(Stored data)
......

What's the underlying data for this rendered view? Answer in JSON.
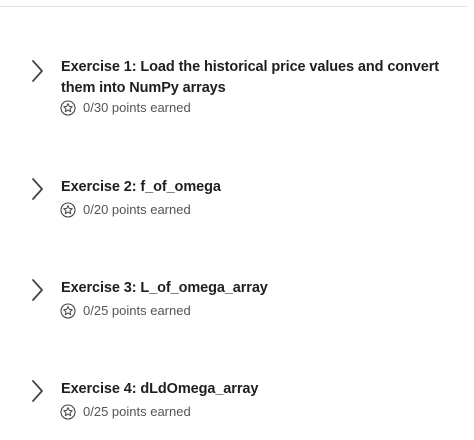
{
  "exercises": [
    {
      "title": "Exercise 1: Load the historical price values and convert them into NumPy arrays",
      "points": "0/30 points earned"
    },
    {
      "title": "Exercise 2: f_of_omega",
      "points": "0/20 points earned"
    },
    {
      "title": "Exercise 3: L_of_omega_array",
      "points": "0/25 points earned"
    },
    {
      "title": "Exercise 4: dLdOmega_array",
      "points": "0/25 points earned"
    }
  ],
  "icons": {
    "expand": "chevron-right-icon",
    "points": "star-badge-icon"
  },
  "colors": {
    "title_text": "#1f1f1f",
    "meta_text": "#555555",
    "icon": "#444444",
    "divider": "#e5e5e5"
  }
}
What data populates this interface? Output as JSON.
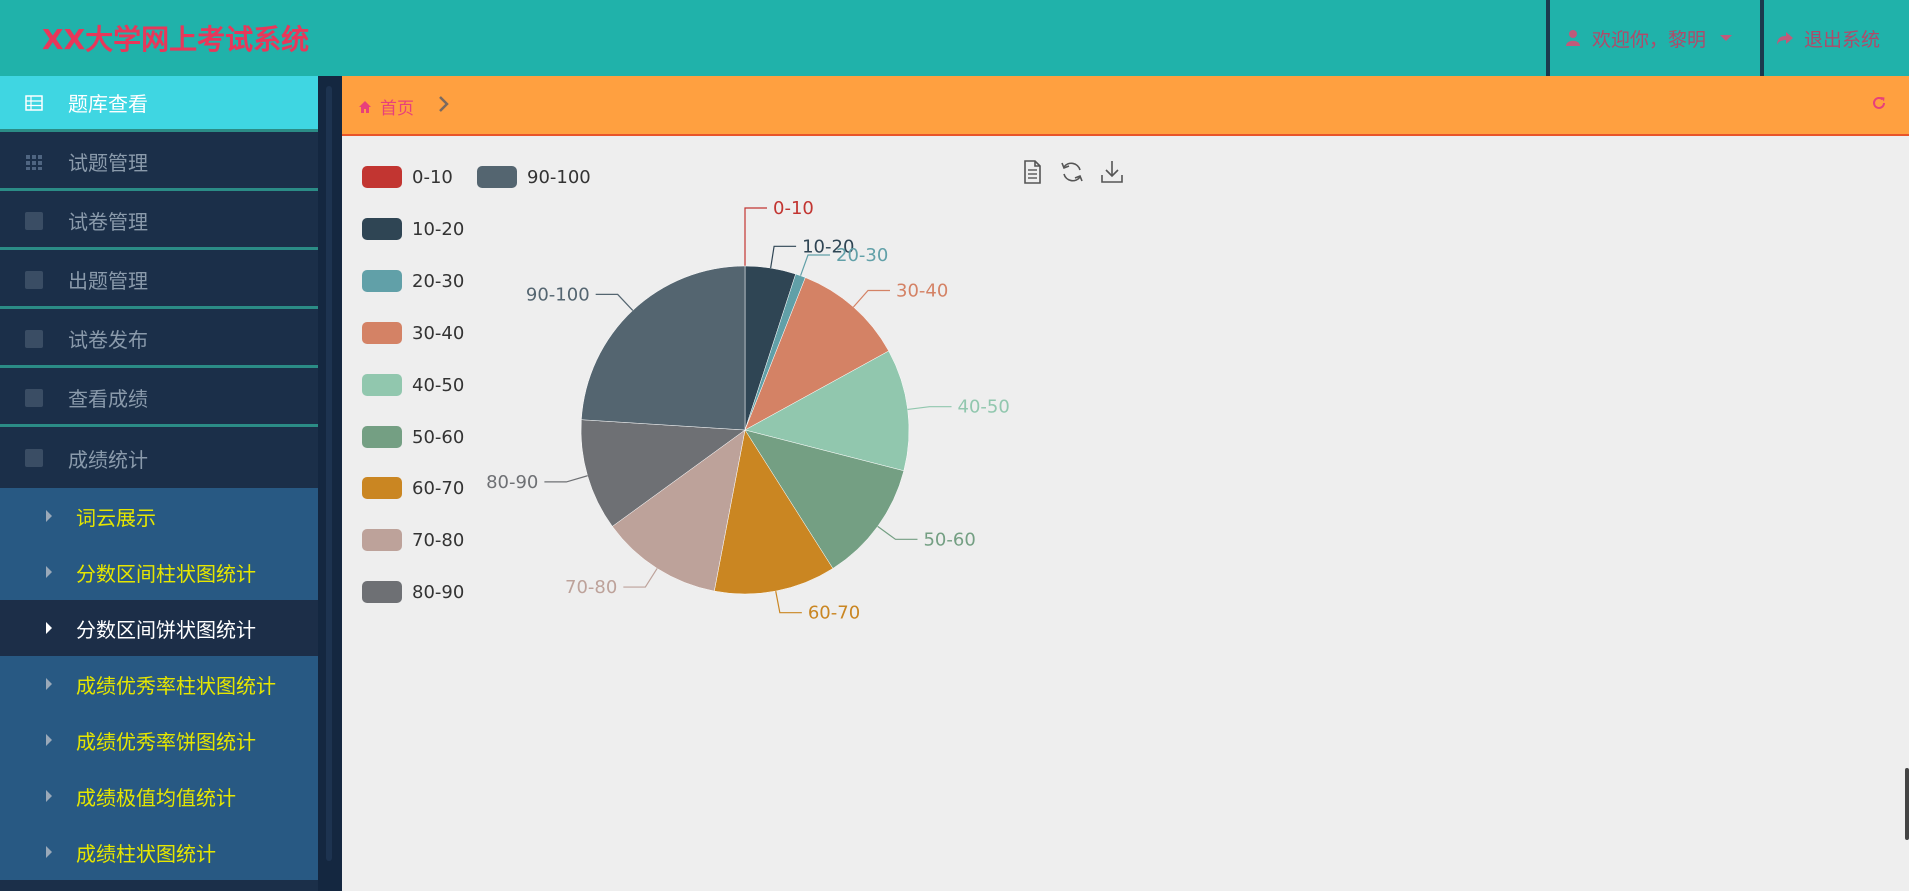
{
  "header": {
    "title": "XX大学网上考试系统",
    "user_label": "欢迎你，黎明",
    "logout_label": "退出系统",
    "colors": {
      "bar": "#20b2aa",
      "title": "#e8375a"
    }
  },
  "sidebar": {
    "items": [
      {
        "label": "题库查看",
        "active": true,
        "icon": "table-icon"
      },
      {
        "label": "试题管理",
        "icon": "grid-icon"
      },
      {
        "label": "试卷管理",
        "icon": "square-icon"
      },
      {
        "label": "出题管理",
        "icon": "square-icon"
      },
      {
        "label": "试卷发布",
        "icon": "square-icon"
      },
      {
        "label": "查看成绩",
        "icon": "square-icon"
      },
      {
        "label": "成绩统计",
        "icon": "square-icon"
      }
    ],
    "subitems": [
      {
        "label": "词云展示"
      },
      {
        "label": "分数区间柱状图统计"
      },
      {
        "label": "分数区间饼状图统计",
        "current": true
      },
      {
        "label": "成绩优秀率柱状图统计"
      },
      {
        "label": "成绩优秀率饼图统计"
      },
      {
        "label": "成绩极值均值统计"
      },
      {
        "label": "成绩柱状图统计"
      }
    ]
  },
  "breadcrumb": {
    "home": "首页"
  },
  "toolbox": [
    "data-view-icon",
    "restore-icon",
    "save-image-icon"
  ],
  "chart_data": {
    "type": "pie",
    "title": "",
    "categories": [
      "0-10",
      "10-20",
      "20-30",
      "30-40",
      "40-50",
      "50-60",
      "60-70",
      "70-80",
      "80-90",
      "90-100"
    ],
    "values": [
      0,
      5,
      1,
      11,
      12,
      12,
      12,
      12,
      11,
      24
    ],
    "colors": [
      "#c23531",
      "#2f4554",
      "#61a0a8",
      "#d48265",
      "#91c7ae",
      "#749f83",
      "#ca8622",
      "#bda29a",
      "#6e7074",
      "#546570"
    ],
    "legend": {
      "placement": "top-left",
      "items": [
        "0-10",
        "90-100",
        "10-20",
        "20-30",
        "30-40",
        "40-50",
        "50-60",
        "60-70",
        "70-80",
        "80-90"
      ]
    }
  }
}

......

What the task requires:
Print every record above exactly as written, leaving out the pictures.

Task solution:
What's the underlying data for this rendered view? Answer in JSON.
{
  "exercises": [
    {
      "title": "Exercise 1: Load the historical price values and convert them into NumPy arrays",
      "points": "0/30 points earned"
    },
    {
      "title": "Exercise 2: f_of_omega",
      "points": "0/20 points earned"
    },
    {
      "title": "Exercise 3: L_of_omega_array",
      "points": "0/25 points earned"
    },
    {
      "title": "Exercise 4: dLdOmega_array",
      "points": "0/25 points earned"
    }
  ],
  "icons": {
    "expand": "chevron-right-icon",
    "points": "star-badge-icon"
  },
  "colors": {
    "title_text": "#1f1f1f",
    "meta_text": "#555555",
    "icon": "#444444",
    "divider": "#e5e5e5"
  }
}
What data populates this interface? Output as JSON.
{
  "header": {
    "title": "XX大学网上考试系统",
    "user_label": "欢迎你，黎明",
    "logout_label": "退出系统",
    "colors": {
      "bar": "#20b2aa",
      "title": "#e8375a"
    }
  },
  "sidebar": {
    "items": [
      {
        "label": "题库查看",
        "active": true,
        "icon": "table-icon"
      },
      {
        "label": "试题管理",
        "icon": "grid-icon"
      },
      {
        "label": "试卷管理",
        "icon": "square-icon"
      },
      {
        "label": "出题管理",
        "icon": "square-icon"
      },
      {
        "label": "试卷发布",
        "icon": "square-icon"
      },
      {
        "label": "查看成绩",
        "icon": "square-icon"
      },
      {
        "label": "成绩统计",
        "icon": "square-icon"
      }
    ],
    "subitems": [
      {
        "label": "词云展示"
      },
      {
        "label": "分数区间柱状图统计"
      },
      {
        "label": "分数区间饼状图统计",
        "current": true
      },
      {
        "label": "成绩优秀率柱状图统计"
      },
      {
        "label": "成绩优秀率饼图统计"
      },
      {
        "label": "成绩极值均值统计"
      },
      {
        "label": "成绩柱状图统计"
      }
    ]
  },
  "breadcrumb": {
    "home": "首页"
  },
  "toolbox": [
    "data-view-icon",
    "restore-icon",
    "save-image-icon"
  ],
  "chart_data": {
    "type": "pie",
    "title": "",
    "categories": [
      "0-10",
      "10-20",
      "20-30",
      "30-40",
      "40-50",
      "50-60",
      "60-70",
      "70-80",
      "80-90",
      "90-100"
    ],
    "values": [
      0,
      5,
      1,
      11,
      12,
      12,
      12,
      12,
      11,
      24
    ],
    "colors": [
      "#c23531",
      "#2f4554",
      "#61a0a8",
      "#d48265",
      "#91c7ae",
      "#749f83",
      "#ca8622",
      "#bda29a",
      "#6e7074",
      "#546570"
    ],
    "legend": {
      "placement": "top-left",
      "items": [
        "0-10",
        "90-100",
        "10-20",
        "20-30",
        "30-40",
        "40-50",
        "50-60",
        "60-70",
        "70-80",
        "80-90"
      ]
    }
  }
}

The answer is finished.